Write out all of the entries that follow, word for word, but skip the pictures.

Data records
----------

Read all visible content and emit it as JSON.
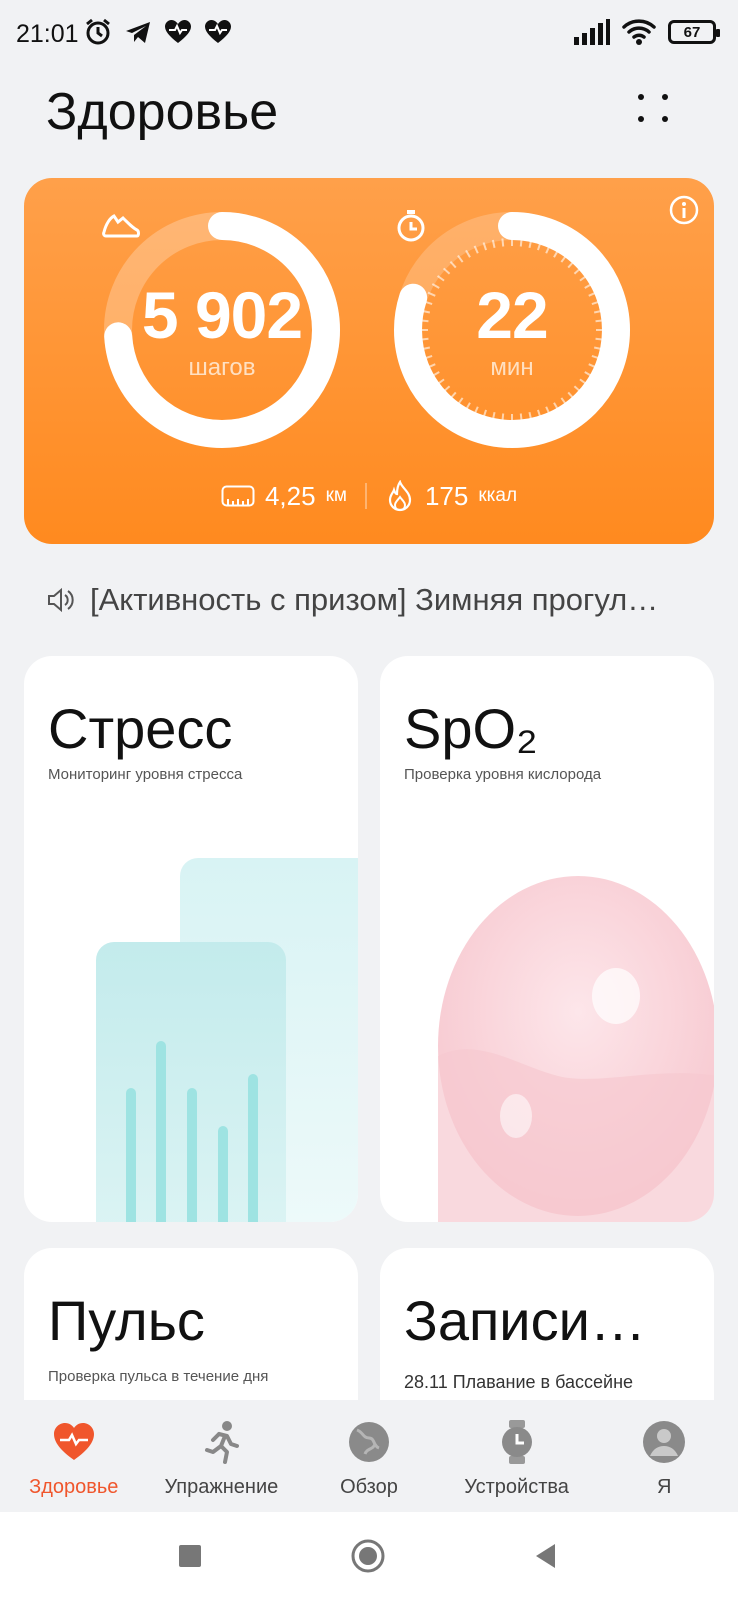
{
  "status_bar": {
    "time": "21:01",
    "battery": "67"
  },
  "header": {
    "title": "Здоровье"
  },
  "activity": {
    "steps": {
      "value": "5 902",
      "unit": "шагов",
      "progress": 0.74
    },
    "minutes": {
      "value": "22",
      "unit": "мин",
      "progress": 0.8
    },
    "distance": {
      "value": "4,25",
      "unit": "км"
    },
    "calories": {
      "value": "175",
      "unit": "ккал"
    }
  },
  "promo": {
    "text": "[Активность с призом] Зимняя прогул…"
  },
  "cards": {
    "stress": {
      "title": "Стресс",
      "subtitle": "Мониторинг уровня стресса"
    },
    "spo2": {
      "title": "SpO₂",
      "subtitle": "Проверка уровня кислорода"
    },
    "pulse": {
      "title": "Пульс",
      "subtitle": "Проверка пульса в течение дня"
    },
    "records": {
      "title": "Записи…",
      "subtitle": "28.11  Плавание в бассейне"
    }
  },
  "tabs": [
    {
      "label": "Здоровье",
      "icon": "heart-icon",
      "active": true
    },
    {
      "label": "Упражнение",
      "icon": "running-icon"
    },
    {
      "label": "Обзор",
      "icon": "globe-icon"
    },
    {
      "label": "Устройства",
      "icon": "watch-icon"
    },
    {
      "label": "Я",
      "icon": "profile-icon"
    }
  ],
  "colors": {
    "accent": "#f0562c",
    "activity_card": "#ff9330",
    "stress_bars": "#9ee3e2",
    "spo2_blob": "#f8c8cf"
  }
}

----------

#### Output for this task:
Read all visible content and emit it as JSON.
{
  "status_bar": {
    "time": "21:01",
    "battery": "67"
  },
  "header": {
    "title": "Здоровье"
  },
  "activity": {
    "steps": {
      "value": "5 902",
      "unit": "шагов",
      "progress": 0.74
    },
    "minutes": {
      "value": "22",
      "unit": "мин",
      "progress": 0.8
    },
    "distance": {
      "value": "4,25",
      "unit": "км"
    },
    "calories": {
      "value": "175",
      "unit": "ккал"
    }
  },
  "promo": {
    "text": "[Активность с призом] Зимняя прогул…"
  },
  "cards": {
    "stress": {
      "title": "Стресс",
      "subtitle": "Мониторинг уровня стресса"
    },
    "spo2": {
      "title": "SpO₂",
      "subtitle": "Проверка уровня кислорода"
    },
    "pulse": {
      "title": "Пульс",
      "subtitle": "Проверка пульса в течение дня"
    },
    "records": {
      "title": "Записи…",
      "subtitle": "28.11  Плавание в бассейне"
    }
  },
  "tabs": [
    {
      "label": "Здоровье",
      "icon": "heart-icon",
      "active": true
    },
    {
      "label": "Упражнение",
      "icon": "running-icon"
    },
    {
      "label": "Обзор",
      "icon": "globe-icon"
    },
    {
      "label": "Устройства",
      "icon": "watch-icon"
    },
    {
      "label": "Я",
      "icon": "profile-icon"
    }
  ],
  "colors": {
    "accent": "#f0562c",
    "activity_card": "#ff9330",
    "stress_bars": "#9ee3e2",
    "spo2_blob": "#f8c8cf"
  }
}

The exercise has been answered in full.